PROBLEM TO SOLVE »
Give the entries again, word for word.

#####

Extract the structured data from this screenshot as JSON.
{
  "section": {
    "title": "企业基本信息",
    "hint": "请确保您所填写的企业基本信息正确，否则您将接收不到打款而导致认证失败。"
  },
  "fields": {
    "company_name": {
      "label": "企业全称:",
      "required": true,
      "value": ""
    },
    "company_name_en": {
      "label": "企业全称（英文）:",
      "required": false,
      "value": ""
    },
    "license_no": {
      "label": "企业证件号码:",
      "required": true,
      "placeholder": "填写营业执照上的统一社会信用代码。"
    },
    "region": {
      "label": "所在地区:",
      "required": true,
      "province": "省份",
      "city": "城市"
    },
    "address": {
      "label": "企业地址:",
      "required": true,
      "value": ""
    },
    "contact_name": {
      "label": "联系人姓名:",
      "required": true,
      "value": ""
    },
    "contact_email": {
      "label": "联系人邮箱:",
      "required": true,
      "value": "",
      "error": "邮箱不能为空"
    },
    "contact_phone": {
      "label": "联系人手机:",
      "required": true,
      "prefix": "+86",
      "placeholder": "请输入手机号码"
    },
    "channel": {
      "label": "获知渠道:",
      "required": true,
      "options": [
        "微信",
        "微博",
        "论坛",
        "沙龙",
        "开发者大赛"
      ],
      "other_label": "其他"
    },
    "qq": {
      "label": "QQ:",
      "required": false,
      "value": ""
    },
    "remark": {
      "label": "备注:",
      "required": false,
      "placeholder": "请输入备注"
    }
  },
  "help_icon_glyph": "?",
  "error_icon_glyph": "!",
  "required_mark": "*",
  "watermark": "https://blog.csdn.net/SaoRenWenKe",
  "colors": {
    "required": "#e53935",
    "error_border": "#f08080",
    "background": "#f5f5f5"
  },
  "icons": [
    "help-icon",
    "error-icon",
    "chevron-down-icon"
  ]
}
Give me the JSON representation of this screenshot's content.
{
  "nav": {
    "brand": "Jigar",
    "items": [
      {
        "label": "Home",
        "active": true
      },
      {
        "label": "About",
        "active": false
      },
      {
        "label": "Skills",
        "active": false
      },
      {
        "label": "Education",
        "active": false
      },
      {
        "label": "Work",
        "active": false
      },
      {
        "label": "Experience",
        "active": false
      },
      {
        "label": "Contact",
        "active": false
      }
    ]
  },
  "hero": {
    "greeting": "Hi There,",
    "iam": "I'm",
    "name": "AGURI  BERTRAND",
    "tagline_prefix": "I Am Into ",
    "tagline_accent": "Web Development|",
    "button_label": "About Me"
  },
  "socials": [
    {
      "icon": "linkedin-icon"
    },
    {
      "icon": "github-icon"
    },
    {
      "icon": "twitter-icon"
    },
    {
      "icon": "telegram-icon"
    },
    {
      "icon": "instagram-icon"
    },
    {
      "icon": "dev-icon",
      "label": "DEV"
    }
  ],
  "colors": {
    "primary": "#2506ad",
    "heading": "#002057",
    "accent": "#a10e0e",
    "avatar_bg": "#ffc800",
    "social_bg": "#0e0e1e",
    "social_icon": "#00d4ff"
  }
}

#####

TASK RESPONSE »
Extract the structured data from this screenshot as JSON.
{
  "section": {
    "title": "企业基本信息",
    "hint": "请确保您所填写的企业基本信息正确，否则您将接收不到打款而导致认证失败。"
  },
  "fields": {
    "company_name": {
      "label": "企业全称:",
      "required": true,
      "value": ""
    },
    "company_name_en": {
      "label": "企业全称（英文）:",
      "required": false,
      "value": ""
    },
    "license_no": {
      "label": "企业证件号码:",
      "required": true,
      "placeholder": "填写营业执照上的统一社会信用代码。"
    },
    "region": {
      "label": "所在地区:",
      "required": true,
      "province": "省份",
      "city": "城市"
    },
    "address": {
      "label": "企业地址:",
      "required": true,
      "value": ""
    },
    "contact_name": {
      "label": "联系人姓名:",
      "required": true,
      "value": ""
    },
    "contact_email": {
      "label": "联系人邮箱:",
      "required": true,
      "value": "",
      "error": "邮箱不能为空"
    },
    "contact_phone": {
      "label": "联系人手机:",
      "required": true,
      "prefix": "+86",
      "placeholder": "请输入手机号码"
    },
    "channel": {
      "label": "获知渠道:",
      "required": true,
      "options": [
        "微信",
        "微博",
        "论坛",
        "沙龙",
        "开发者大赛"
      ],
      "other_label": "其他"
    },
    "qq": {
      "label": "QQ:",
      "required": false,
      "value": ""
    },
    "remark": {
      "label": "备注:",
      "required": false,
      "placeholder": "请输入备注"
    }
  },
  "help_icon_glyph": "?",
  "error_icon_glyph": "!",
  "required_mark": "*",
  "watermark": "https://blog.csdn.net/SaoRenWenKe",
  "colors": {
    "required": "#e53935",
    "error_border": "#f08080",
    "background": "#f5f5f5"
  },
  "icons": [
    "help-icon",
    "error-icon",
    "chevron-down-icon"
  ]
}
Give me the JSON representation of this screenshot's content.
{
  "nav": {
    "brand": "Jigar",
    "items": [
      {
        "label": "Home",
        "active": true
      },
      {
        "label": "About",
        "active": false
      },
      {
        "label": "Skills",
        "active": false
      },
      {
        "label": "Education",
        "active": false
      },
      {
        "label": "Work",
        "active": false
      },
      {
        "label": "Experience",
        "active": false
      },
      {
        "label": "Contact",
        "active": false
      }
    ]
  },
  "hero": {
    "greeting": "Hi There,",
    "iam": "I'm",
    "name": "AGURI  BERTRAND",
    "tagline_prefix": "I Am Into ",
    "tagline_accent": "Web Development|",
    "button_label": "About Me"
  },
  "socials": [
    {
      "icon": "linkedin-icon"
    },
    {
      "icon": "github-icon"
    },
    {
      "icon": "twitter-icon"
    },
    {
      "icon": "telegram-icon"
    },
    {
      "icon": "instagram-icon"
    },
    {
      "icon": "dev-icon",
      "label": "DEV"
    }
  ],
  "colors": {
    "primary": "#2506ad",
    "heading": "#002057",
    "accent": "#a10e0e",
    "avatar_bg": "#ffc800",
    "social_bg": "#0e0e1e",
    "social_icon": "#00d4ff"
  }
}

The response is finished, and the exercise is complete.